## Directions for this task
Look through the material below. Copy each line that contains the string "when".

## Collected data

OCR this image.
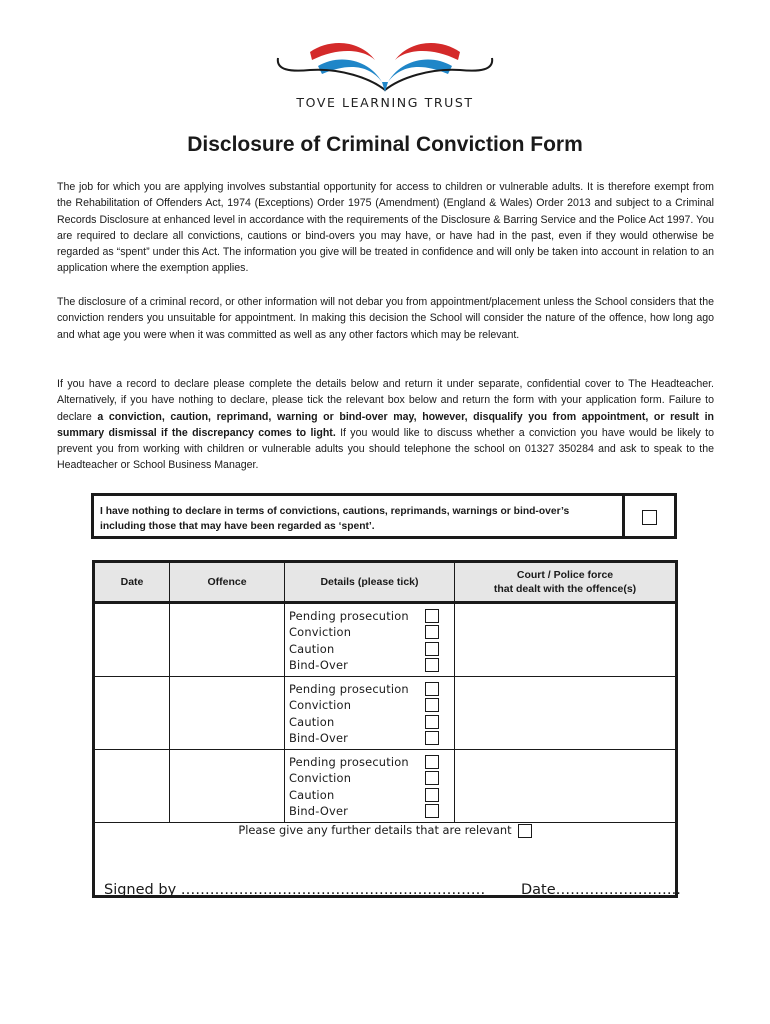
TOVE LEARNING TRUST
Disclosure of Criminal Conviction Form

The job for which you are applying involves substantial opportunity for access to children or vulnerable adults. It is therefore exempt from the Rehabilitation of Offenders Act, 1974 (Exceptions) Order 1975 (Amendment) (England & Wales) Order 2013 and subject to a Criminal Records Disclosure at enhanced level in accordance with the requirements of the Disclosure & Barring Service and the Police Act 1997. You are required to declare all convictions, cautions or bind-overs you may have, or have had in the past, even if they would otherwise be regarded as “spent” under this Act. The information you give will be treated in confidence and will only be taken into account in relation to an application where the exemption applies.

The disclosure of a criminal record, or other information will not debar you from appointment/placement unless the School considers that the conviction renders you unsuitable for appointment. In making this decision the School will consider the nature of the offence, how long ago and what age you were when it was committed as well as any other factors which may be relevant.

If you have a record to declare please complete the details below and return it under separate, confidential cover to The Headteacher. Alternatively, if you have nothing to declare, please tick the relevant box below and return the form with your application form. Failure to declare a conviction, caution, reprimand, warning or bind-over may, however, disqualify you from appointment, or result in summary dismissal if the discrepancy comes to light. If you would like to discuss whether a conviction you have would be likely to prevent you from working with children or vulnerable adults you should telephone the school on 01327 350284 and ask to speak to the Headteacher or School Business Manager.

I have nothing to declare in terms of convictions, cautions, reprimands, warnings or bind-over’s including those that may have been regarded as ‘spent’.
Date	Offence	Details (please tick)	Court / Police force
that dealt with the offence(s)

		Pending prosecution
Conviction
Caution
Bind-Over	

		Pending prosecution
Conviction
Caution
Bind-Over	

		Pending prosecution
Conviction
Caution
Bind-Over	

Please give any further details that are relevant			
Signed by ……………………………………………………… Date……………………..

--

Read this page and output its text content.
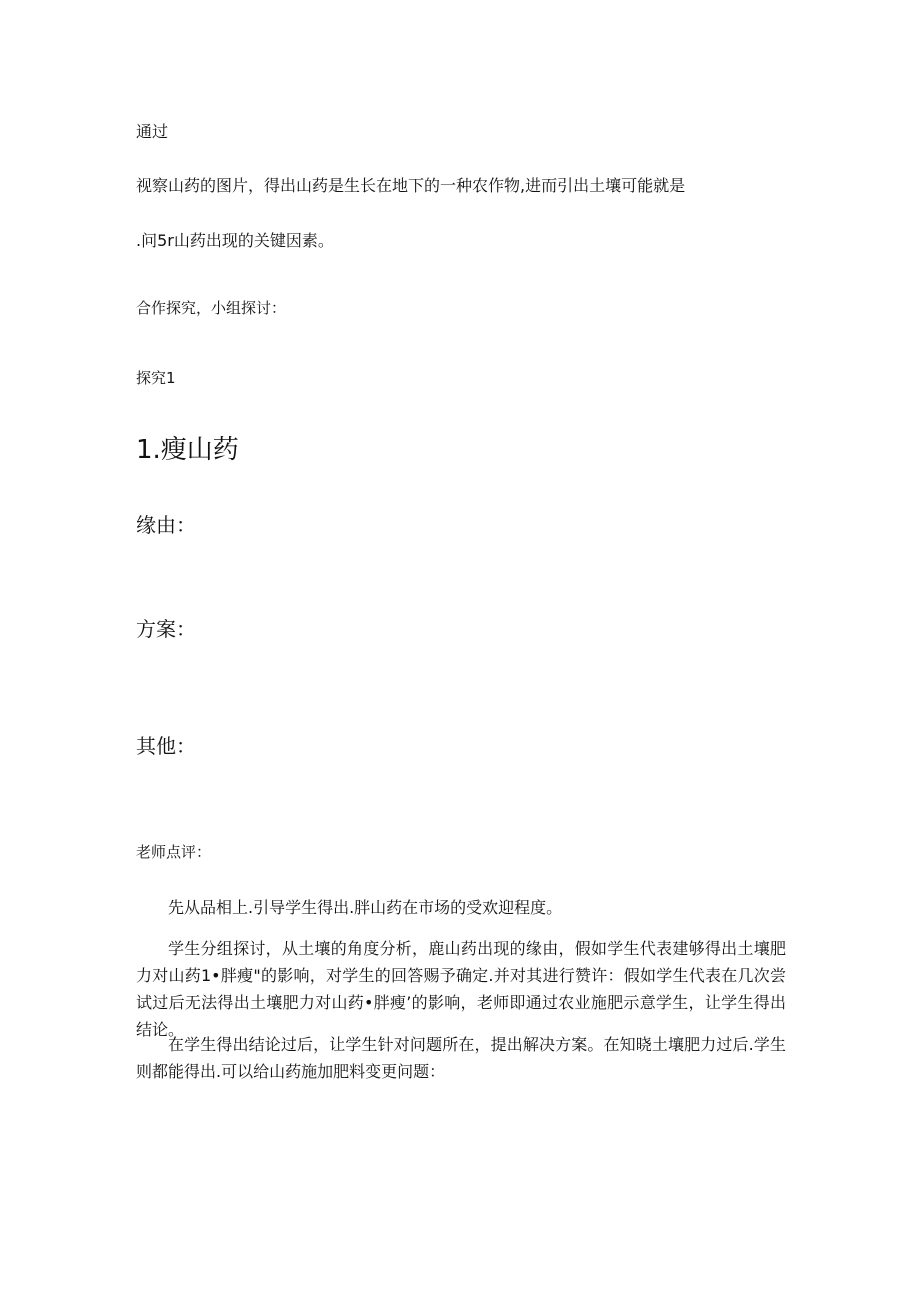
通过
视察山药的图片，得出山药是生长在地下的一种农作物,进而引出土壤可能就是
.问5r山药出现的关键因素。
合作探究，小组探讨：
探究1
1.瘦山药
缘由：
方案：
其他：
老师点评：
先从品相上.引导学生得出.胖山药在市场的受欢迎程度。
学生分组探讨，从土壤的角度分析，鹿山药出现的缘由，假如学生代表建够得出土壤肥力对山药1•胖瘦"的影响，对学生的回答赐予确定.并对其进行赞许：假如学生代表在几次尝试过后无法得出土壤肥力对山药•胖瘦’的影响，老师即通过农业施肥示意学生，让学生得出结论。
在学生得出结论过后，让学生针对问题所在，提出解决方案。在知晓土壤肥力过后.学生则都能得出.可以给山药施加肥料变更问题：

* * *

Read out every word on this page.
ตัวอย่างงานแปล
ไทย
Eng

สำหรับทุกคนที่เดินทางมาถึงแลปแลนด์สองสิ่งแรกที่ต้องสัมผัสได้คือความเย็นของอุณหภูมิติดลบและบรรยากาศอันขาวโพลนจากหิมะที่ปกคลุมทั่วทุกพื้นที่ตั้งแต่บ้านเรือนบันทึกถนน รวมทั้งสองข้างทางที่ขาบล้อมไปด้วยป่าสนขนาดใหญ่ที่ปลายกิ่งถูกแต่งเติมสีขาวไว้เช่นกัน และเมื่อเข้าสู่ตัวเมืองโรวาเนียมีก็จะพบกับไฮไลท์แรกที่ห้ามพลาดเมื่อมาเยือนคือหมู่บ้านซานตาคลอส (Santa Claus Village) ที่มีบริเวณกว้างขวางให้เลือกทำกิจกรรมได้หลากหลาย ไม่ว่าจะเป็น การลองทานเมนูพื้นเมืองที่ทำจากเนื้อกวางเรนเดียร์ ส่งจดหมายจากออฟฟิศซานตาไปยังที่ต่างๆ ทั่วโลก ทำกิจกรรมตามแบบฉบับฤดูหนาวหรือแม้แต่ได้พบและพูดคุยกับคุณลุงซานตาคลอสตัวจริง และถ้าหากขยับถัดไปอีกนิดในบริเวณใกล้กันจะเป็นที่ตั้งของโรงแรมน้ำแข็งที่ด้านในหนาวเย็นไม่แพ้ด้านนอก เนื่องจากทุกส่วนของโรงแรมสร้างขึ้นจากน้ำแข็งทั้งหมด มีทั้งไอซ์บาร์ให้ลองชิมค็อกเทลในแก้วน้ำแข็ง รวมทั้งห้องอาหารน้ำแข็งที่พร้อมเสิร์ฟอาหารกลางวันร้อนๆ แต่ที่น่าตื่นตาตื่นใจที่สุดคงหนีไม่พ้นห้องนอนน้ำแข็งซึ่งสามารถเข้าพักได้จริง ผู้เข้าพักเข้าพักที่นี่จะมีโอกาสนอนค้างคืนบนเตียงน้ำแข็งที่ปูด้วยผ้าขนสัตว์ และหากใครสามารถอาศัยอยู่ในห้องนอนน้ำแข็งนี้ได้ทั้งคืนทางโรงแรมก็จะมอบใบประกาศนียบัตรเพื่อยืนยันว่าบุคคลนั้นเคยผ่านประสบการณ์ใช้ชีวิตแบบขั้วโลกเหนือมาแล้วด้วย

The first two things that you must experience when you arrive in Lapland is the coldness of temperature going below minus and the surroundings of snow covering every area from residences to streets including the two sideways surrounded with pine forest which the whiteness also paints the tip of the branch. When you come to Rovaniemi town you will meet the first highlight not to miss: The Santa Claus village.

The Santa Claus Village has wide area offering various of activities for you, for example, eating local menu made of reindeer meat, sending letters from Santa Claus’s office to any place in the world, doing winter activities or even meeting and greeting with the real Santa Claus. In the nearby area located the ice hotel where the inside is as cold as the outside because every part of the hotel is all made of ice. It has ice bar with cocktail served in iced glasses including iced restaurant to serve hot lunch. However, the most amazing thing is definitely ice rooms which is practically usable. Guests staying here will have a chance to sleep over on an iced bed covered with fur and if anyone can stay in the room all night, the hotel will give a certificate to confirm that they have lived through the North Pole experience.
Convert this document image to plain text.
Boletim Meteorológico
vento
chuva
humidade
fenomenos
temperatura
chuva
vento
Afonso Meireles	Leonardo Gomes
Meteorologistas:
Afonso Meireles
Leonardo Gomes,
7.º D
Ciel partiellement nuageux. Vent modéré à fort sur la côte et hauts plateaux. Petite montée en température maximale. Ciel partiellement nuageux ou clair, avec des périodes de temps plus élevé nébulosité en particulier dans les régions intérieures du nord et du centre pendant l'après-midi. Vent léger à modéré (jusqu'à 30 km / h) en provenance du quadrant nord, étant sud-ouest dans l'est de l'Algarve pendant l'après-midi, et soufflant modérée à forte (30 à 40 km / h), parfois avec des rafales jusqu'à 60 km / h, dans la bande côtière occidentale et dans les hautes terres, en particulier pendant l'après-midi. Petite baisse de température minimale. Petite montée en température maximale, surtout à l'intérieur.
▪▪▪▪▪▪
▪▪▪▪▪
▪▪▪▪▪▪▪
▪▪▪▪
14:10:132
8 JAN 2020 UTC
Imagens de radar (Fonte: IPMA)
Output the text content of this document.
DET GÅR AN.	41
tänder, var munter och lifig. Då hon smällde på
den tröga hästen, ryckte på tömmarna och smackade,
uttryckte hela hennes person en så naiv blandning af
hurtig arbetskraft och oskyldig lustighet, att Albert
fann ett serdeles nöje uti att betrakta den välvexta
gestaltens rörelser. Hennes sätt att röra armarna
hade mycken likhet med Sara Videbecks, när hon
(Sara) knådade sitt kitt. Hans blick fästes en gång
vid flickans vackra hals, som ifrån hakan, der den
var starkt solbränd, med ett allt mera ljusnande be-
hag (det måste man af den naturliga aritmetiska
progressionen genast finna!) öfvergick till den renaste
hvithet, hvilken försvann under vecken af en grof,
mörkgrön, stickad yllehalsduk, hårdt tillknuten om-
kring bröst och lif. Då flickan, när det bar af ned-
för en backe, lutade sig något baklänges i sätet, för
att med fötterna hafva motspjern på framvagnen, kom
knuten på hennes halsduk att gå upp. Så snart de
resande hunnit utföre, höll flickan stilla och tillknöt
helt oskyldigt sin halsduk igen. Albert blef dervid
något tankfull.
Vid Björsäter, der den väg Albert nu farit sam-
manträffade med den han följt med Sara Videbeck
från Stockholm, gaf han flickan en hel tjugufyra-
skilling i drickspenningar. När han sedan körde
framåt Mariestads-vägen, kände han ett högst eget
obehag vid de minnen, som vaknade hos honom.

## Completed task
The disclosure of a criminal record, or other information will not debar you from appointment/placement unless the School considers that the conviction renders you unsuitable for appointment. In making this decision the School will consider the nature of the offence, how long ago and what age you were when it was committed as well as any other factors which may be relevant.
The first two things that you must experience when you arrive in Lapland is the coldness of temperature going below minus and the surroundings of snow covering every area from residences to streets including the two sideways surrounded with pine forest which the whiteness also paints the tip of the branch. When you come to Rovaniemi town you will meet the first highlight not to miss: The Santa Claus village.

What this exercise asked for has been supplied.